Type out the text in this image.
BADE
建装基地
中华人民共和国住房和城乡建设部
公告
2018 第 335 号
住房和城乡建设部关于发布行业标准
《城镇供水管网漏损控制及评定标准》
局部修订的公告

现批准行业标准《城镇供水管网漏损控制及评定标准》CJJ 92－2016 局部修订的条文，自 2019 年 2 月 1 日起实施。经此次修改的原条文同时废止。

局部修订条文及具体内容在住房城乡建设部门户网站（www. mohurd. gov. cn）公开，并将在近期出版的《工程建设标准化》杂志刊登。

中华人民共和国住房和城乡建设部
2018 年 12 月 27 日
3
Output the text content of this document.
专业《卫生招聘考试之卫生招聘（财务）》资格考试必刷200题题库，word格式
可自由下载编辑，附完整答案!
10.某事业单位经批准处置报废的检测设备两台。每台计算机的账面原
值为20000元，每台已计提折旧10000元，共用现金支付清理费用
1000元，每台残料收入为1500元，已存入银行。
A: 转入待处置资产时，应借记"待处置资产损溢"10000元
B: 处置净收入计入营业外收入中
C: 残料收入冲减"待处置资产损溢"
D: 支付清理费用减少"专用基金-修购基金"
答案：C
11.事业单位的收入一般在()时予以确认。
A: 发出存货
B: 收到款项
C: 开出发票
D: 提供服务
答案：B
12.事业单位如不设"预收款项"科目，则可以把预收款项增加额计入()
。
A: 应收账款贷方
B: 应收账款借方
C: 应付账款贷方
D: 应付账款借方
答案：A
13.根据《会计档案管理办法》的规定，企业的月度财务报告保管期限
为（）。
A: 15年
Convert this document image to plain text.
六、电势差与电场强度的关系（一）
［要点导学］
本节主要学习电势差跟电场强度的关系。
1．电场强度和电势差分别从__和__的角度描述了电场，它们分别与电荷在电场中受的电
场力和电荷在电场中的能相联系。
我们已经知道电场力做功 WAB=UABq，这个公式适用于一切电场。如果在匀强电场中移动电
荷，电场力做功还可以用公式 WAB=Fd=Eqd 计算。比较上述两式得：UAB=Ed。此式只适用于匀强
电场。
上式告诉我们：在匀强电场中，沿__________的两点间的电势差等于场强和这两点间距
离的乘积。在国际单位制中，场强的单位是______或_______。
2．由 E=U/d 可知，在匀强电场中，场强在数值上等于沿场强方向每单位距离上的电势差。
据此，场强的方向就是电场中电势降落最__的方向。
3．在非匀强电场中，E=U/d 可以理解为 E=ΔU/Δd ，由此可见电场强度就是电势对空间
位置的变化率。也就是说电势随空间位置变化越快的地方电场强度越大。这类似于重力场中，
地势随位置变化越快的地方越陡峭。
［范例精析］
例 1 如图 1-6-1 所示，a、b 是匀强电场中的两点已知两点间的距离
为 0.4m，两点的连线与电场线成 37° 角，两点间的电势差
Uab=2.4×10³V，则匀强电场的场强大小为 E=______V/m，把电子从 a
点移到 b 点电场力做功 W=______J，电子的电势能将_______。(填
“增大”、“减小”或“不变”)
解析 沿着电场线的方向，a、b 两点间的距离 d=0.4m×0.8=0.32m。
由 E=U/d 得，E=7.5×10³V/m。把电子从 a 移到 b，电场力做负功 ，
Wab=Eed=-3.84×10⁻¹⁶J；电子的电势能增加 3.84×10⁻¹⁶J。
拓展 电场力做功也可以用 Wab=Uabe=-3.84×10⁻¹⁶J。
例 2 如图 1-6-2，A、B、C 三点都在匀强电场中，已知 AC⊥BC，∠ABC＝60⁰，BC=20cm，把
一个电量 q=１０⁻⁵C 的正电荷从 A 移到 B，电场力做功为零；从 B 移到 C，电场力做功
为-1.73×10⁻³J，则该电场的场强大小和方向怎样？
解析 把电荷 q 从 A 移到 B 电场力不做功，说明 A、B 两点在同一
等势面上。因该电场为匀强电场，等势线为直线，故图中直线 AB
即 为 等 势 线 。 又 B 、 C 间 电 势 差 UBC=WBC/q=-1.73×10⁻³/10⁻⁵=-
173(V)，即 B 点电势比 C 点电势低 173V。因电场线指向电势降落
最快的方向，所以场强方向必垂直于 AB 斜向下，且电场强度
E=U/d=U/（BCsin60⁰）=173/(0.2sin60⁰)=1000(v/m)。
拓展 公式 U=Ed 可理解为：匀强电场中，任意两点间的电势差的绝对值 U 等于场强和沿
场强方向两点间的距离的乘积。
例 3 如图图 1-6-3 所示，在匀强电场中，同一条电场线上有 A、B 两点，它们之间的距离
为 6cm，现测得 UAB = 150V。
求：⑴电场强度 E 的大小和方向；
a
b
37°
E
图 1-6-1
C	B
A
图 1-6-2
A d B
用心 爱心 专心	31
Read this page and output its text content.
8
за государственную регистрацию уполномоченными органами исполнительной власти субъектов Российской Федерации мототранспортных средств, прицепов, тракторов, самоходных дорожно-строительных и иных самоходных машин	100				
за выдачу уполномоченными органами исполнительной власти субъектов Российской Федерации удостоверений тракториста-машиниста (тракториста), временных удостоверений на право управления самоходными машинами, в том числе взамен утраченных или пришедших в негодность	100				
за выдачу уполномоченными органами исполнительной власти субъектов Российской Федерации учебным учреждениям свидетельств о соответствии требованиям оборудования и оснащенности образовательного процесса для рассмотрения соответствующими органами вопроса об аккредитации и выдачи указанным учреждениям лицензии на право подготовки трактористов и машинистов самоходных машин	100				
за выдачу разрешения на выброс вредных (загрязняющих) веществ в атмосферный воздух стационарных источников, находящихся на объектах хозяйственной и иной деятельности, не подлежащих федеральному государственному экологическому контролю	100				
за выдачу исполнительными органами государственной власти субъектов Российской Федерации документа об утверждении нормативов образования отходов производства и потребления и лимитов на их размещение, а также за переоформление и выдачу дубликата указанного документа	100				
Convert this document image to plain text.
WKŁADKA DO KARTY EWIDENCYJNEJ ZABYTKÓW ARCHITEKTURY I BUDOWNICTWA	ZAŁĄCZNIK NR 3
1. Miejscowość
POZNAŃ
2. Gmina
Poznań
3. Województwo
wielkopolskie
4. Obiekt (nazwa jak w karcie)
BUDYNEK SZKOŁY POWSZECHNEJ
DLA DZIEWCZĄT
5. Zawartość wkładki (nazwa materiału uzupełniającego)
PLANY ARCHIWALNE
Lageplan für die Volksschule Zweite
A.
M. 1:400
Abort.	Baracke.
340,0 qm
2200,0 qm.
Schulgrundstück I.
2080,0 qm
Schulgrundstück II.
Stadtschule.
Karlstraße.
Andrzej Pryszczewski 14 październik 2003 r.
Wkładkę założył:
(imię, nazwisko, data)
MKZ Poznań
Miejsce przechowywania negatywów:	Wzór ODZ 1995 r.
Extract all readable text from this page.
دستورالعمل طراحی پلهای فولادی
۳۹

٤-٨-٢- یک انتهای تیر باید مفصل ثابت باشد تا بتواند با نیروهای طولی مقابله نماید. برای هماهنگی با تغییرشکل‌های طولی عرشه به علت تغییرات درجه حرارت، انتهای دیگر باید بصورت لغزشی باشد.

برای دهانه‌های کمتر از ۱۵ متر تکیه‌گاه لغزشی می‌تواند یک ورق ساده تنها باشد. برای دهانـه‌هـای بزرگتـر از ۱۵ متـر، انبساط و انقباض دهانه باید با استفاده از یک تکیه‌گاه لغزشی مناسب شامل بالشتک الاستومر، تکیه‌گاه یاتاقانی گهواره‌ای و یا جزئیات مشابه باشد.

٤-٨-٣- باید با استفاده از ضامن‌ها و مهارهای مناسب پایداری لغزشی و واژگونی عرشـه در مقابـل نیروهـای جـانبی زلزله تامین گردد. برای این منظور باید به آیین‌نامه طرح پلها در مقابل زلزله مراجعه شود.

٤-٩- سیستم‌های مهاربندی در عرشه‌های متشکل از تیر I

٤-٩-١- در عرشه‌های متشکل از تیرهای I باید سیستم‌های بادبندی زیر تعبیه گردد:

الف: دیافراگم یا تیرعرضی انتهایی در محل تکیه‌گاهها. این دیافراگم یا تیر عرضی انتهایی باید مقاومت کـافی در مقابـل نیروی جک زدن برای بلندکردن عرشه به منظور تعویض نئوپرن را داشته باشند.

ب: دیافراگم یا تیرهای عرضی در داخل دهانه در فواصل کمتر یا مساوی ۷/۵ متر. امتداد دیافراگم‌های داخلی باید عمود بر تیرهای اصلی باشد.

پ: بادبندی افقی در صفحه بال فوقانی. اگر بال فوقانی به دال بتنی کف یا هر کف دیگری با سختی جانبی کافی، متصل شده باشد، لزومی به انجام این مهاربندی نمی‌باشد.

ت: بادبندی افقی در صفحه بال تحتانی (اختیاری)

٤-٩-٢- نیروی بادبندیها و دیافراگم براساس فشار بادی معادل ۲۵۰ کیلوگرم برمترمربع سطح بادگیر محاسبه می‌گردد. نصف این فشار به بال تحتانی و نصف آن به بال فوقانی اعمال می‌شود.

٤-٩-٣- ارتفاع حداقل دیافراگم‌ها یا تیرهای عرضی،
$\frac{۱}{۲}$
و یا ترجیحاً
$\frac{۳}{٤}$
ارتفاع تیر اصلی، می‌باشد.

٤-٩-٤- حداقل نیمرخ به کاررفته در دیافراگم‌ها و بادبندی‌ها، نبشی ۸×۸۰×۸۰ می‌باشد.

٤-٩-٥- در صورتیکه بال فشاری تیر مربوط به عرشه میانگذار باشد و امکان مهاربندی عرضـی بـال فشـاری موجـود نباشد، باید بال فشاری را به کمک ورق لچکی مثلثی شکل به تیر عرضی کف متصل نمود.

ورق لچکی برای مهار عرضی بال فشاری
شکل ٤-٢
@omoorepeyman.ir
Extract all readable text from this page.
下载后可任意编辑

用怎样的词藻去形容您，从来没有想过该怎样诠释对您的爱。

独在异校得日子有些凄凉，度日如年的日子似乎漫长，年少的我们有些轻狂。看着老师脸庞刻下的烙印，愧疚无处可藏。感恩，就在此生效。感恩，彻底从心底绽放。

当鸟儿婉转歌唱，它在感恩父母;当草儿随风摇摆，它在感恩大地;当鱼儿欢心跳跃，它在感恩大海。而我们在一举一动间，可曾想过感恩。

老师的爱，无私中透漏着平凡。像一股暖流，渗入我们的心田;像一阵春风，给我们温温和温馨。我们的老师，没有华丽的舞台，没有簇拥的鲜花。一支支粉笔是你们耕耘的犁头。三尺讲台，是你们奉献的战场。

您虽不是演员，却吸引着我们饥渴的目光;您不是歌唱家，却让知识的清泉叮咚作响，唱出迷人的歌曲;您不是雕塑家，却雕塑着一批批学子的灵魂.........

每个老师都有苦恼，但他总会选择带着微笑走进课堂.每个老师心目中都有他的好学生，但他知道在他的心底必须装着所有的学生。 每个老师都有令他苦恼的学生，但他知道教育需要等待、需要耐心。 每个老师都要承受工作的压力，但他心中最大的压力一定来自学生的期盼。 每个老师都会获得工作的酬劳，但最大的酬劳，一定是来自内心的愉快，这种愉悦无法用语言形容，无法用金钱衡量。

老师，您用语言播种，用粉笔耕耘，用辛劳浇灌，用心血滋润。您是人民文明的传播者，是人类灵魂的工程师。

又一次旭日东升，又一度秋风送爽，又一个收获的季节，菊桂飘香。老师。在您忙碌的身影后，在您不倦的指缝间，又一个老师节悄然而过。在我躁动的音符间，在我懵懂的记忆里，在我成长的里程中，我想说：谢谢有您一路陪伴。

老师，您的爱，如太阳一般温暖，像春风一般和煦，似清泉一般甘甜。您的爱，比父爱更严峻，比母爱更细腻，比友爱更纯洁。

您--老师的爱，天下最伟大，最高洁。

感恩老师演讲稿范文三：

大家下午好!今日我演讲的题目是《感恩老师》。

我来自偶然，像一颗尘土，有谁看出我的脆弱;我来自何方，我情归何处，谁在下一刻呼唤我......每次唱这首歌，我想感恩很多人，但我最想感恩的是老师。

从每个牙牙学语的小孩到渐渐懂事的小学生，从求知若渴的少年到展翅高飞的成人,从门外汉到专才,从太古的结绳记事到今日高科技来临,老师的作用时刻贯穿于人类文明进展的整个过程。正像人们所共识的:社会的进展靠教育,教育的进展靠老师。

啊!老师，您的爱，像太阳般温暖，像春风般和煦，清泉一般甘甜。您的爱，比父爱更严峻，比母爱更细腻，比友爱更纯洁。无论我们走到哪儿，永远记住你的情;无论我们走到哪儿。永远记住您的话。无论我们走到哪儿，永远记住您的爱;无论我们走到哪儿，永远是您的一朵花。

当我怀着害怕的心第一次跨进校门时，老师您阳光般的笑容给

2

TASK:
Your answer should be a single number: the count of lines in the material above that contain "content".

CORRECT RESPONSE:
2